(Collected data)
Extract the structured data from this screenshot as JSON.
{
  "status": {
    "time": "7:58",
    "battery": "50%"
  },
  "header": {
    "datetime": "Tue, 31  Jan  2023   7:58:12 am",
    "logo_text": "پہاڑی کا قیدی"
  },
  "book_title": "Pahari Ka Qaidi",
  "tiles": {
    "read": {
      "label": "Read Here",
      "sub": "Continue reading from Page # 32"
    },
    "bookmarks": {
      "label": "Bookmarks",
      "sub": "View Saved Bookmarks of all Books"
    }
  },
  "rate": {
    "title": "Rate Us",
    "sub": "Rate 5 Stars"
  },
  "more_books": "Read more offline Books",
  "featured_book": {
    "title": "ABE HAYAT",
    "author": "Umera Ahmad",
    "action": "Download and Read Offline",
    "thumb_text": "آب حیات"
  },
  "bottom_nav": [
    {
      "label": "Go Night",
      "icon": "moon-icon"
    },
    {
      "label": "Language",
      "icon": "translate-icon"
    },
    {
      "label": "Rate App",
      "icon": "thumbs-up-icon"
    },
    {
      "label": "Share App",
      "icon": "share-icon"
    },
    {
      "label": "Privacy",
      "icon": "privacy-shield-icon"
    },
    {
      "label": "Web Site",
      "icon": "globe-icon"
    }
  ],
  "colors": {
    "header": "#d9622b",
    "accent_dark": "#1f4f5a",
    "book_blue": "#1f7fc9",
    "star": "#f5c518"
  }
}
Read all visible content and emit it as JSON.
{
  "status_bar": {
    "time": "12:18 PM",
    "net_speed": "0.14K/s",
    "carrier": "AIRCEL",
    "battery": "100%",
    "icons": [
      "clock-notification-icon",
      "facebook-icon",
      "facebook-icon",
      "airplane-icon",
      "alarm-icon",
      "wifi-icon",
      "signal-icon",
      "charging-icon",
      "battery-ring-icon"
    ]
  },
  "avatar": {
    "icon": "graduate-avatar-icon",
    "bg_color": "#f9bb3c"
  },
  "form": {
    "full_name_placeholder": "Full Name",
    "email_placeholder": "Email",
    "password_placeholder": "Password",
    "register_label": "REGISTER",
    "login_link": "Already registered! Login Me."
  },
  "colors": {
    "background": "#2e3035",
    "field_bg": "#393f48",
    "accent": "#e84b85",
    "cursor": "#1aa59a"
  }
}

Given instruction: Hand back the material above in full, exactly as written.

Full answer:
Extract the structured data from this screenshot as JSON.
{
  "status": {
    "time": "7:58",
    "battery": "50%"
  },
  "header": {
    "datetime": "Tue, 31  Jan  2023   7:58:12 am",
    "logo_text": "پہاڑی کا قیدی"
  },
  "book_title": "Pahari Ka Qaidi",
  "tiles": {
    "read": {
      "label": "Read Here",
      "sub": "Continue reading from Page # 32"
    },
    "bookmarks": {
      "label": "Bookmarks",
      "sub": "View Saved Bookmarks of all Books"
    }
  },
  "rate": {
    "title": "Rate Us",
    "sub": "Rate 5 Stars"
  },
  "more_books": "Read more offline Books",
  "featured_book": {
    "title": "ABE HAYAT",
    "author": "Umera Ahmad",
    "action": "Download and Read Offline",
    "thumb_text": "آب حیات"
  },
  "bottom_nav": [
    {
      "label": "Go Night",
      "icon": "moon-icon"
    },
    {
      "label": "Language",
      "icon": "translate-icon"
    },
    {
      "label": "Rate App",
      "icon": "thumbs-up-icon"
    },
    {
      "label": "Share App",
      "icon": "share-icon"
    },
    {
      "label": "Privacy",
      "icon": "privacy-shield-icon"
    },
    {
      "label": "Web Site",
      "icon": "globe-icon"
    }
  ],
  "colors": {
    "header": "#d9622b",
    "accent_dark": "#1f4f5a",
    "book_blue": "#1f7fc9",
    "star": "#f5c518"
  }
}
Read all visible content and emit it as JSON.
{
  "status_bar": {
    "time": "12:18 PM",
    "net_speed": "0.14K/s",
    "carrier": "AIRCEL",
    "battery": "100%",
    "icons": [
      "clock-notification-icon",
      "facebook-icon",
      "facebook-icon",
      "airplane-icon",
      "alarm-icon",
      "wifi-icon",
      "signal-icon",
      "charging-icon",
      "battery-ring-icon"
    ]
  },
  "avatar": {
    "icon": "graduate-avatar-icon",
    "bg_color": "#f9bb3c"
  },
  "form": {
    "full_name_placeholder": "Full Name",
    "email_placeholder": "Email",
    "password_placeholder": "Password",
    "register_label": "REGISTER",
    "login_link": "Already registered! Login Me."
  },
  "colors": {
    "background": "#2e3035",
    "field_bg": "#393f48",
    "accent": "#e84b85",
    "cursor": "#1aa59a"
  }
}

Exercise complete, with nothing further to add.